> **Data lines**
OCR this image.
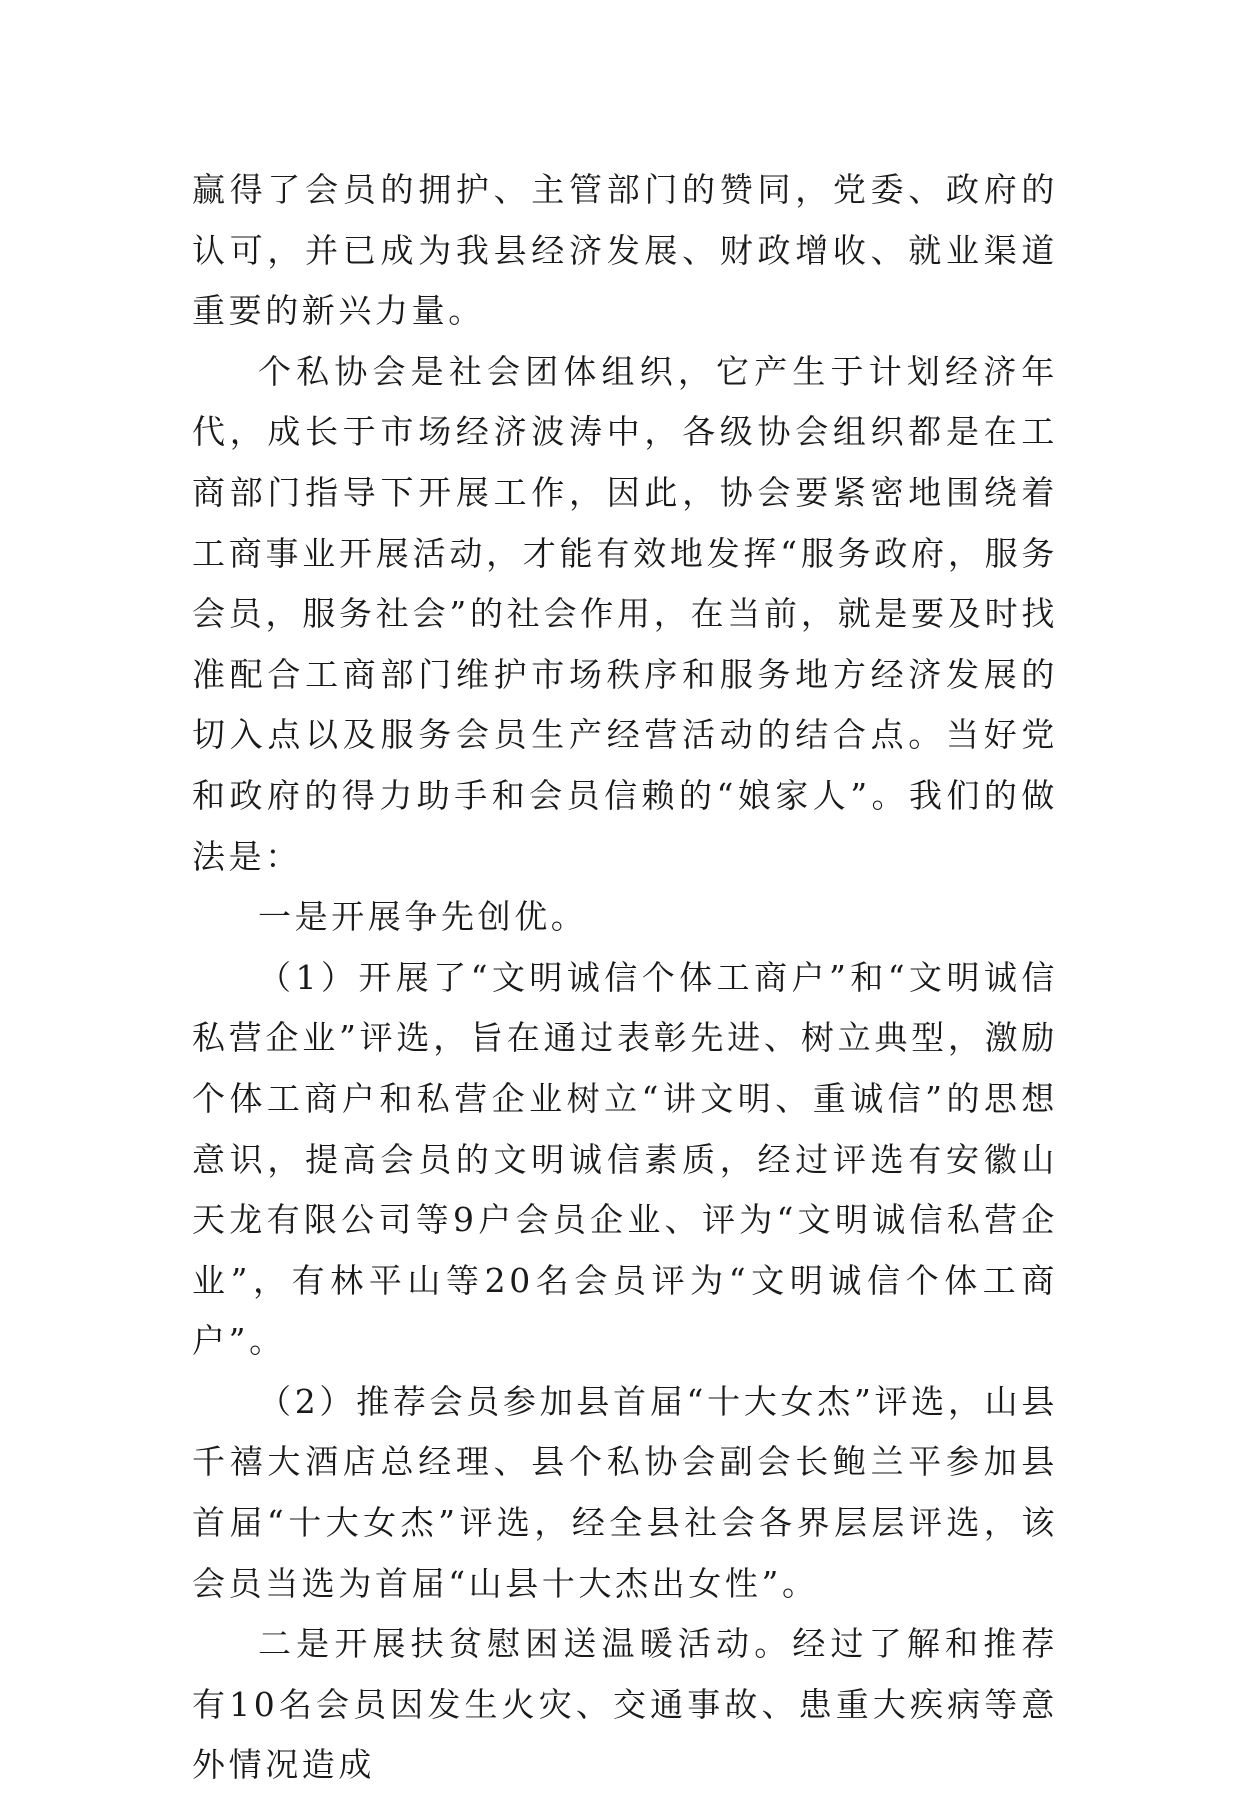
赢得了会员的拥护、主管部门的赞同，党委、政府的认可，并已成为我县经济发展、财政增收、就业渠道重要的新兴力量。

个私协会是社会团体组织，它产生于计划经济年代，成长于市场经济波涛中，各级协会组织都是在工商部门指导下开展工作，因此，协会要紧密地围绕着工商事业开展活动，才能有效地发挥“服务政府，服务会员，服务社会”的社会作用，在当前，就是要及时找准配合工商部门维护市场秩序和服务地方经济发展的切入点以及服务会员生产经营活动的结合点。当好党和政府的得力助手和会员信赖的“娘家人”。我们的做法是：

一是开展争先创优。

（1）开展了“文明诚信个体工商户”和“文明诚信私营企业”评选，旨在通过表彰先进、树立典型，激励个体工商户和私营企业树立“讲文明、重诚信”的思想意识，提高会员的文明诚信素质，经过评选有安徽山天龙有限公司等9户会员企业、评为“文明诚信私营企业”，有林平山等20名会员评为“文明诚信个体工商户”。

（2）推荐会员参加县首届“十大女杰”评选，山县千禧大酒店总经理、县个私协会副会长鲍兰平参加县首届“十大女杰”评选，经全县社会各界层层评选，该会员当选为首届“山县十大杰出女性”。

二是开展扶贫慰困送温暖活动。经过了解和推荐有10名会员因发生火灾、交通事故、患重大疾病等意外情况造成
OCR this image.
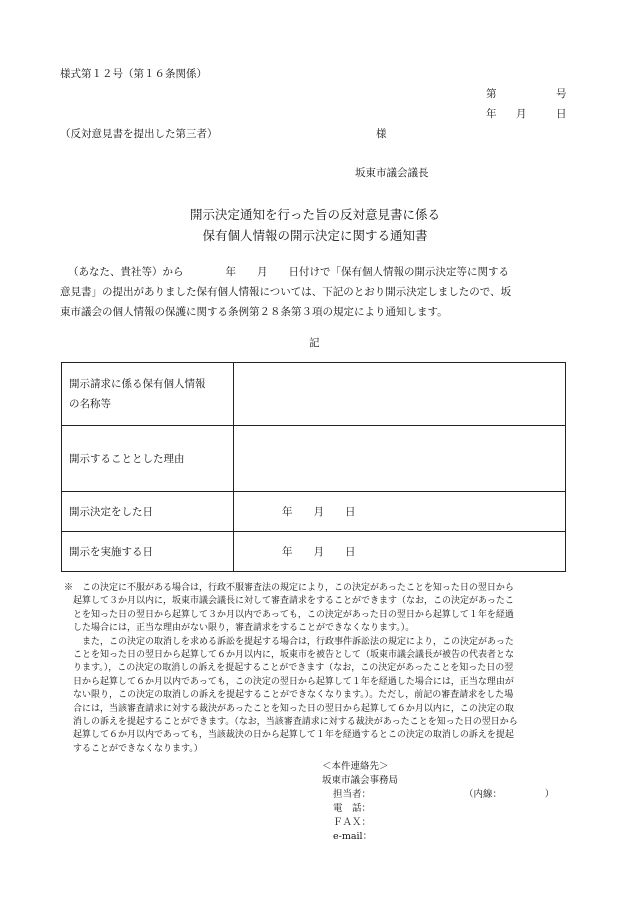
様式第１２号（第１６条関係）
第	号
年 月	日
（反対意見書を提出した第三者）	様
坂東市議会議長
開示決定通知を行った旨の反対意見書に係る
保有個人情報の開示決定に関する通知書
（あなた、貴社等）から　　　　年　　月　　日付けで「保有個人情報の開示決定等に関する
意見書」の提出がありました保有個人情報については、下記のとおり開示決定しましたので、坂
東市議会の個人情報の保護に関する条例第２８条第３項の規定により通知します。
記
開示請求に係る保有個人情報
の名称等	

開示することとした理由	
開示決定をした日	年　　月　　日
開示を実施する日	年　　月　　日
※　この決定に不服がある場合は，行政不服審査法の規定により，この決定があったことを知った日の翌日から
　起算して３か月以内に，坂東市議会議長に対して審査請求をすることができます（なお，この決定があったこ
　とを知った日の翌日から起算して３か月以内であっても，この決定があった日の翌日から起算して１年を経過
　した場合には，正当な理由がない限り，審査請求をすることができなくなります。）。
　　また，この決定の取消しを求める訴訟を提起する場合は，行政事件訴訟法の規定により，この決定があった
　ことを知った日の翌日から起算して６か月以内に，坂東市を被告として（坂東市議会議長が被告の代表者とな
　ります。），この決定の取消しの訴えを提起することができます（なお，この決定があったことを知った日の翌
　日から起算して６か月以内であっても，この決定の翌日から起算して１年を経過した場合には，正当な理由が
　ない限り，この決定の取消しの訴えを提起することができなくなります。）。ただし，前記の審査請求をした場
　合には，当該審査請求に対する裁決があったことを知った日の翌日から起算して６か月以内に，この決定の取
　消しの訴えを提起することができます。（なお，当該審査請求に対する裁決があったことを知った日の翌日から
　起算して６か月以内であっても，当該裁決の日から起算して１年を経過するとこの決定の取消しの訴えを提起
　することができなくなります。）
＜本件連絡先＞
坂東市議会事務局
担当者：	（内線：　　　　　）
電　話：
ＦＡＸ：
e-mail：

> **Short problem**
Nothing in the entries above should change when they are printed again, except that the pictures are dropped.

> **The output**
OCR this image.
赢得了会员的拥护、主管部门的赞同，党委、政府的认可，并已成为我县经济发展、财政增收、就业渠道重要的新兴力量。

个私协会是社会团体组织，它产生于计划经济年代，成长于市场经济波涛中，各级协会组织都是在工商部门指导下开展工作，因此，协会要紧密地围绕着工商事业开展活动，才能有效地发挥“服务政府，服务会员，服务社会”的社会作用，在当前，就是要及时找准配合工商部门维护市场秩序和服务地方经济发展的切入点以及服务会员生产经营活动的结合点。当好党和政府的得力助手和会员信赖的“娘家人”。我们的做法是：

一是开展争先创优。

（1）开展了“文明诚信个体工商户”和“文明诚信私营企业”评选，旨在通过表彰先进、树立典型，激励个体工商户和私营企业树立“讲文明、重诚信”的思想意识，提高会员的文明诚信素质，经过评选有安徽山天龙有限公司等9户会员企业、评为“文明诚信私营企业”，有林平山等20名会员评为“文明诚信个体工商户”。

（2）推荐会员参加县首届“十大女杰”评选，山县千禧大酒店总经理、县个私协会副会长鲍兰平参加县首届“十大女杰”评选，经全县社会各界层层评选，该会员当选为首届“山县十大杰出女性”。

二是开展扶贫慰困送温暖活动。经过了解和推荐有10名会员因发生火灾、交通事故、患重大疾病等意外情况造成
OCR this image.
様式第１２号（第１６条関係）
第	号
年 月	日
（反対意見書を提出した第三者）	様
坂東市議会議長
開示決定通知を行った旨の反対意見書に係る
保有個人情報の開示決定に関する通知書
（あなた、貴社等）から　　　　年　　月　　日付けで「保有個人情報の開示決定等に関する
意見書」の提出がありました保有個人情報については、下記のとおり開示決定しましたので、坂
東市議会の個人情報の保護に関する条例第２８条第３項の規定により通知します。
記
開示請求に係る保有個人情報
の名称等	

開示することとした理由	
開示決定をした日	年　　月　　日
開示を実施する日	年　　月　　日
※　この決定に不服がある場合は，行政不服審査法の規定により，この決定があったことを知った日の翌日から
　起算して３か月以内に，坂東市議会議長に対して審査請求をすることができます（なお，この決定があったこ
　とを知った日の翌日から起算して３か月以内であっても，この決定があった日の翌日から起算して１年を経過
　した場合には，正当な理由がない限り，審査請求をすることができなくなります。）。
　　また，この決定の取消しを求める訴訟を提起する場合は，行政事件訴訟法の規定により，この決定があった
　ことを知った日の翌日から起算して６か月以内に，坂東市を被告として（坂東市議会議長が被告の代表者とな
　ります。），この決定の取消しの訴えを提起することができます（なお，この決定があったことを知った日の翌
　日から起算して６か月以内であっても，この決定の翌日から起算して１年を経過した場合には，正当な理由が
　ない限り，この決定の取消しの訴えを提起することができなくなります。）。ただし，前記の審査請求をした場
　合には，当該審査請求に対する裁決があったことを知った日の翌日から起算して６か月以内に，この決定の取
　消しの訴えを提起することができます。（なお，当該審査請求に対する裁決があったことを知った日の翌日から
　起算して６か月以内であっても，当該裁決の日から起算して１年を経過するとこの決定の取消しの訴えを提起
　することができなくなります。）
＜本件連絡先＞
坂東市議会事務局
担当者：	（内線：　　　　　）
電　話：
ＦＡＸ：
e-mail：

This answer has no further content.